» **Short exercise**
The records that follow are to be transcribed in full, without their images.

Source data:
** begin **

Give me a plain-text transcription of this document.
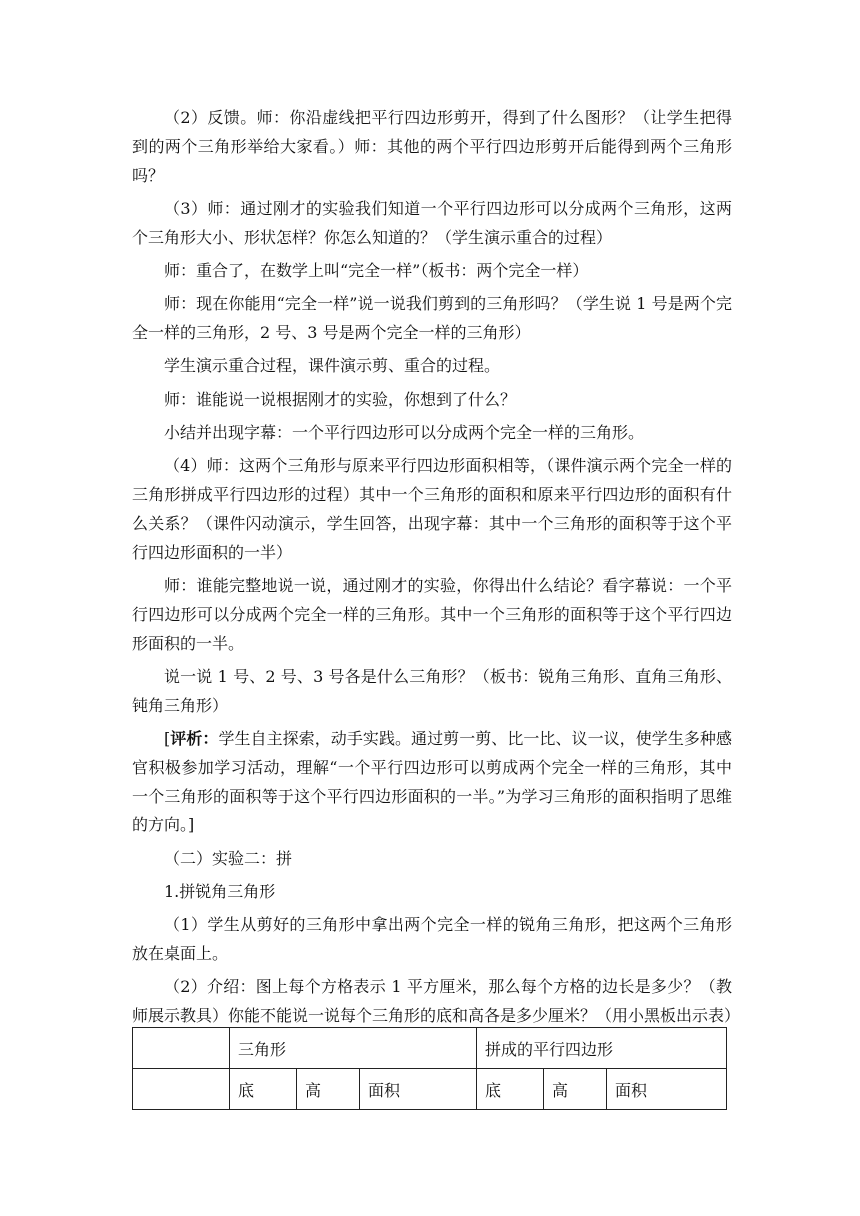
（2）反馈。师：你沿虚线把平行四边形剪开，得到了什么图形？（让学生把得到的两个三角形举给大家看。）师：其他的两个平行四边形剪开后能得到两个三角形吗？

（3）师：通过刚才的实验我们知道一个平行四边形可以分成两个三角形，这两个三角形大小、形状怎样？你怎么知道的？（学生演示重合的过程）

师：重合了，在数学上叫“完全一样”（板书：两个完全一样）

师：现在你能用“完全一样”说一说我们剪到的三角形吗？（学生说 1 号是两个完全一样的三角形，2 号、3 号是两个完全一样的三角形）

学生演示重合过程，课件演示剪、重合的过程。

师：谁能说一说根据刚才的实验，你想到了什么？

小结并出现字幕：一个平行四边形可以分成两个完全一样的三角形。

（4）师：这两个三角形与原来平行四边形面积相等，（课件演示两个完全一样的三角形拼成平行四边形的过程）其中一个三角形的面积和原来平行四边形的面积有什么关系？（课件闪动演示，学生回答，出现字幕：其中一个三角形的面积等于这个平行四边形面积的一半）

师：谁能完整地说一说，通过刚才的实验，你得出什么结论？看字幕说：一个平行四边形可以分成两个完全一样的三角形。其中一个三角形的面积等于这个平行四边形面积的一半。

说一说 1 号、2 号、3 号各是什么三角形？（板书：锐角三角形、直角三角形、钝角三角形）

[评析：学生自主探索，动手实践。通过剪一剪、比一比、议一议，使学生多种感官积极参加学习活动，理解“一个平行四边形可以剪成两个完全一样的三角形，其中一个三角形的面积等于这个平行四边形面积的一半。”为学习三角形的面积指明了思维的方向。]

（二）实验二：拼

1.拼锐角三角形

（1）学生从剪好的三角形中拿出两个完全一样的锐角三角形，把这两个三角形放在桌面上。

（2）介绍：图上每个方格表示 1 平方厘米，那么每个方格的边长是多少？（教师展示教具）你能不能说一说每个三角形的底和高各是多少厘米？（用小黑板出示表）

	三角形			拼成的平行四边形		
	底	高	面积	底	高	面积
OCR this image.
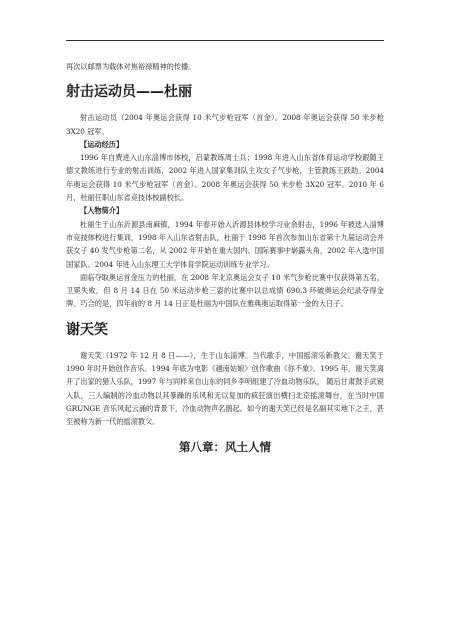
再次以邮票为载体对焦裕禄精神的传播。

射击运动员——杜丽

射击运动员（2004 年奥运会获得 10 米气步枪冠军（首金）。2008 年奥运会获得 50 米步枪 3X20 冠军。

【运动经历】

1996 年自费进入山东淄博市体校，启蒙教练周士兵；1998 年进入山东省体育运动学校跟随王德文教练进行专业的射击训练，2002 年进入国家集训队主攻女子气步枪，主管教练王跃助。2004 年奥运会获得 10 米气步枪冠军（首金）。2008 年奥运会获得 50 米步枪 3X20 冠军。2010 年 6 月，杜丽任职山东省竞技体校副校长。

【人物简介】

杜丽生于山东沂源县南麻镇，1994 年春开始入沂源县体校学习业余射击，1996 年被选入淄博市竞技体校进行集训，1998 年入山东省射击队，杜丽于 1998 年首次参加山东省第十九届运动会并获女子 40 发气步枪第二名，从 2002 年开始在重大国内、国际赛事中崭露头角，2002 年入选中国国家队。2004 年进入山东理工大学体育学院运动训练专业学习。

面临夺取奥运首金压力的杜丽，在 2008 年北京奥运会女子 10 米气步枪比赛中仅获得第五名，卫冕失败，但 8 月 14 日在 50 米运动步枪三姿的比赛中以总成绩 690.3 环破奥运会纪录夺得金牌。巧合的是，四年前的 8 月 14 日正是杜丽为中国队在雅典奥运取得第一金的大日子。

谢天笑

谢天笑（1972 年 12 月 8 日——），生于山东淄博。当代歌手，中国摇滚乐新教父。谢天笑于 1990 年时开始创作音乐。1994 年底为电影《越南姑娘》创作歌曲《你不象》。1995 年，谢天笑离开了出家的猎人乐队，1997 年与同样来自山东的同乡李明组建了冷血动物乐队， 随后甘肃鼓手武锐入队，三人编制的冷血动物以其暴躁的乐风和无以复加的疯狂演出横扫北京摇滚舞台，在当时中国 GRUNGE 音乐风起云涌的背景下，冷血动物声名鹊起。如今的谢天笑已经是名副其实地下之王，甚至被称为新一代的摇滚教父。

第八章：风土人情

** end **

» **Finished task**
Give me a plain-text transcription of this document.
（2）反馈。师：你沿虚线把平行四边形剪开，得到了什么图形？（让学生把得到的两个三角形举给大家看。）师：其他的两个平行四边形剪开后能得到两个三角形吗？

（3）师：通过刚才的实验我们知道一个平行四边形可以分成两个三角形，这两个三角形大小、形状怎样？你怎么知道的？（学生演示重合的过程）

师：重合了，在数学上叫“完全一样”（板书：两个完全一样）

师：现在你能用“完全一样”说一说我们剪到的三角形吗？（学生说 1 号是两个完全一样的三角形，2 号、3 号是两个完全一样的三角形）

学生演示重合过程，课件演示剪、重合的过程。

师：谁能说一说根据刚才的实验，你想到了什么？

小结并出现字幕：一个平行四边形可以分成两个完全一样的三角形。

（4）师：这两个三角形与原来平行四边形面积相等，（课件演示两个完全一样的三角形拼成平行四边形的过程）其中一个三角形的面积和原来平行四边形的面积有什么关系？（课件闪动演示，学生回答，出现字幕：其中一个三角形的面积等于这个平行四边形面积的一半）

师：谁能完整地说一说，通过刚才的实验，你得出什么结论？看字幕说：一个平行四边形可以分成两个完全一样的三角形。其中一个三角形的面积等于这个平行四边形面积的一半。

说一说 1 号、2 号、3 号各是什么三角形？（板书：锐角三角形、直角三角形、钝角三角形）

[评析：学生自主探索，动手实践。通过剪一剪、比一比、议一议，使学生多种感官积极参加学习活动，理解“一个平行四边形可以剪成两个完全一样的三角形，其中一个三角形的面积等于这个平行四边形面积的一半。”为学习三角形的面积指明了思维的方向。]

（二）实验二：拼

1.拼锐角三角形

（1）学生从剪好的三角形中拿出两个完全一样的锐角三角形，把这两个三角形放在桌面上。

（2）介绍：图上每个方格表示 1 平方厘米，那么每个方格的边长是多少？（教师展示教具）你能不能说一说每个三角形的底和高各是多少厘米？（用小黑板出示表）

	三角形			拼成的平行四边形		
	底	高	面积	底	高	面积
OCR this image.
再次以邮票为载体对焦裕禄精神的传播。

射击运动员——杜丽

射击运动员（2004 年奥运会获得 10 米气步枪冠军（首金）。2008 年奥运会获得 50 米步枪 3X20 冠军。

【运动经历】

1996 年自费进入山东淄博市体校，启蒙教练周士兵；1998 年进入山东省体育运动学校跟随王德文教练进行专业的射击训练，2002 年进入国家集训队主攻女子气步枪，主管教练王跃助。2004 年奥运会获得 10 米气步枪冠军（首金）。2008 年奥运会获得 50 米步枪 3X20 冠军。2010 年 6 月，杜丽任职山东省竞技体校副校长。

【人物简介】

杜丽生于山东沂源县南麻镇，1994 年春开始入沂源县体校学习业余射击，1996 年被选入淄博市竞技体校进行集训，1998 年入山东省射击队，杜丽于 1998 年首次参加山东省第十九届运动会并获女子 40 发气步枪第二名，从 2002 年开始在重大国内、国际赛事中崭露头角，2002 年入选中国国家队。2004 年进入山东理工大学体育学院运动训练专业学习。

面临夺取奥运首金压力的杜丽，在 2008 年北京奥运会女子 10 米气步枪比赛中仅获得第五名，卫冕失败，但 8 月 14 日在 50 米运动步枪三姿的比赛中以总成绩 690.3 环破奥运会纪录夺得金牌。巧合的是，四年前的 8 月 14 日正是杜丽为中国队在雅典奥运取得第一金的大日子。

谢天笑

谢天笑（1972 年 12 月 8 日——），生于山东淄博。当代歌手，中国摇滚乐新教父。谢天笑于 1990 年时开始创作音乐。1994 年底为电影《越南姑娘》创作歌曲《你不象》。1995 年，谢天笑离开了出家的猎人乐队，1997 年与同样来自山东的同乡李明组建了冷血动物乐队， 随后甘肃鼓手武锐入队，三人编制的冷血动物以其暴躁的乐风和无以复加的疯狂演出横扫北京摇滚舞台，在当时中国 GRUNGE 音乐风起云涌的背景下，冷血动物声名鹊起。如今的谢天笑已经是名副其实地下之王，甚至被称为新一代的摇滚教父。

第八章：风土人情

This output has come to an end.